(Items from a data source)
§

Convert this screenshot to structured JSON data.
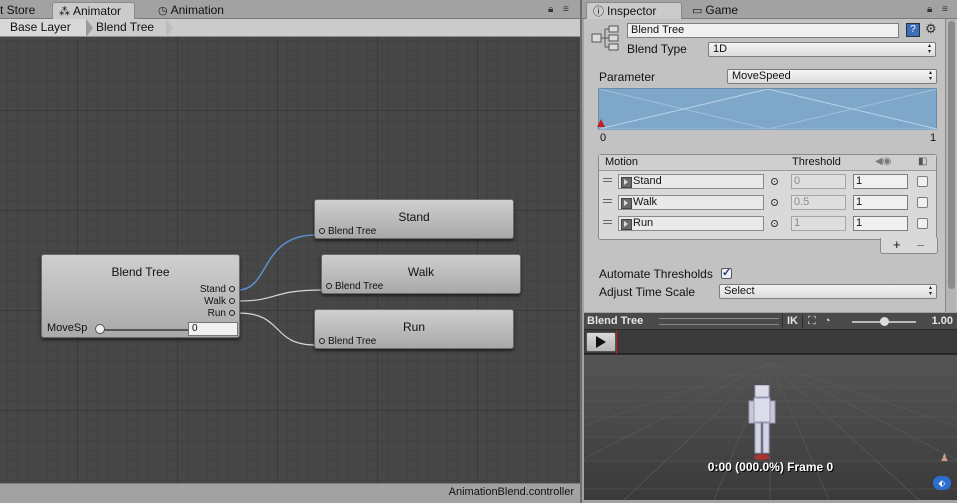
{
  "left_tabs": [
    {
      "label": "t Store",
      "icon": ""
    },
    {
      "label": "Animator",
      "icon": "animator-icon"
    },
    {
      "label": "Animation",
      "icon": "clock-icon"
    }
  ],
  "breadcrumb": [
    "Base Layer",
    "Blend Tree"
  ],
  "graph": {
    "blend_node": {
      "title": "Blend Tree",
      "outputs": [
        "Stand",
        "Walk",
        "Run"
      ],
      "param_label": "MoveSp",
      "param_value": "0"
    },
    "motion_nodes": [
      {
        "title": "Stand",
        "input": "Blend Tree"
      },
      {
        "title": "Walk",
        "input": "Blend Tree"
      },
      {
        "title": "Run",
        "input": "Blend Tree"
      }
    ],
    "wire_colors": {
      "active": "#5a8fd0",
      "inactive": "#d8d8d8"
    }
  },
  "status": {
    "controller": "AnimationBlend.controller"
  },
  "right_tabs": [
    {
      "label": "Inspector",
      "icon": "info-icon"
    },
    {
      "label": "Game",
      "icon": ""
    }
  ],
  "inspector": {
    "name": "Blend Tree",
    "blend_type_label": "Blend Type",
    "blend_type": "1D",
    "parameter_label": "Parameter",
    "parameter": "MoveSpeed",
    "range_min": "0",
    "range_max": "1",
    "table": {
      "col_motion": "Motion",
      "col_threshold": "Threshold",
      "rows": [
        {
          "motion": "Stand",
          "threshold": "0",
          "speed": "1"
        },
        {
          "motion": "Walk",
          "threshold": "0.5",
          "speed": "1"
        },
        {
          "motion": "Run",
          "threshold": "1",
          "speed": "1"
        }
      ]
    },
    "automate_thresholds_label": "Automate Thresholds",
    "automate_thresholds": true,
    "adjust_time_scale_label": "Adjust Time Scale",
    "adjust_time_scale": "Select",
    "plus": "+",
    "minus": "–"
  },
  "preview": {
    "title": "Blend Tree",
    "ik": "IK",
    "speed": "1.00",
    "time": "0:00 (000.0%) Frame 0"
  }
}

§

Search the material above for "title". Pull out each line where it shows up.

- _ANSWER TO THE PROBLEM_:
      "title": "Blend Tree",
        "title": "Stand",
        "title": "Walk",
        "title": "Run",
    "title": "Blend Tree",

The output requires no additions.